[SOURCE DATA — start]
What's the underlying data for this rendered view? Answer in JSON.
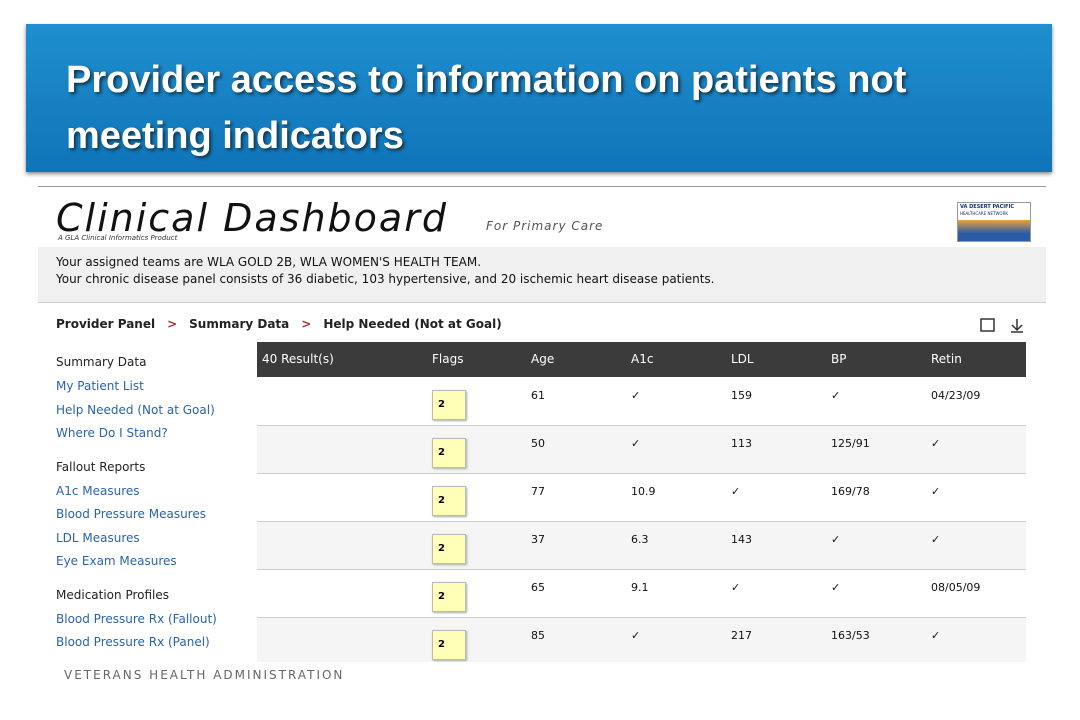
{
  "header": {
    "title": "Provider access to information on patients not meeting indicators"
  },
  "dashboard": {
    "title": "Clinical Dashboard",
    "subtitle": "For Primary Care",
    "tagline": "A GLA Clinical Informatics Product",
    "logo": [
      "VA DESERT PACIFIC",
      "HEALTHCARE NETWORK"
    ],
    "info": [
      "Your assigned teams are WLA GOLD 2B, WLA WOMEN'S HEALTH TEAM.",
      "Your chronic disease panel consists of 36 diabetic, 103 hypertensive, and 20 ischemic heart disease patients."
    ],
    "breadcrumb": [
      "Provider Panel",
      "Summary Data",
      "Help Needed (Not at Goal)"
    ]
  },
  "sidebar": [
    {
      "heading": "Summary Data",
      "links": [
        "My Patient List",
        "Help Needed (Not at Goal)",
        "Where Do I Stand?"
      ]
    },
    {
      "heading": "Fallout Reports",
      "links": [
        "A1c Measures",
        "Blood Pressure Measures",
        "LDL Measures",
        "Eye Exam Measures"
      ]
    },
    {
      "heading": "Medication Profiles",
      "links": [
        "Blood Pressure Rx (Fallout)",
        "Blood Pressure Rx (Panel)"
      ]
    }
  ],
  "table": {
    "columns": [
      "40 Result(s)",
      "Flags",
      "Age",
      "A1c",
      "LDL",
      "BP",
      "Retin"
    ],
    "rows": [
      [
        "2",
        "61",
        "✓",
        "159",
        "✓",
        "04/23/09"
      ],
      [
        "2",
        "50",
        "✓",
        "113",
        "125/91",
        "✓"
      ],
      [
        "2",
        "77",
        "10.9",
        "✓",
        "169/78",
        "✓"
      ],
      [
        "2",
        "37",
        "6.3",
        "143",
        "✓",
        "✓"
      ],
      [
        "2",
        "65",
        "9.1",
        "✓",
        "✓",
        "08/05/09"
      ],
      [
        "2",
        "85",
        "✓",
        "217",
        "163/53",
        "✓"
      ]
    ]
  },
  "footer": "VETERANS HEALTH ADMINISTRATION"
}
[SOURCE DATA — finish]
• [WHAT YOU WILL DO] Your task is to gather all lines from the entries above that hold the word "Pressure".

• [FINISHED EXERCISE]
        "Blood Pressure Measures",
        "Blood Pressure Rx (Fallout)",
        "Blood Pressure Rx (Panel)"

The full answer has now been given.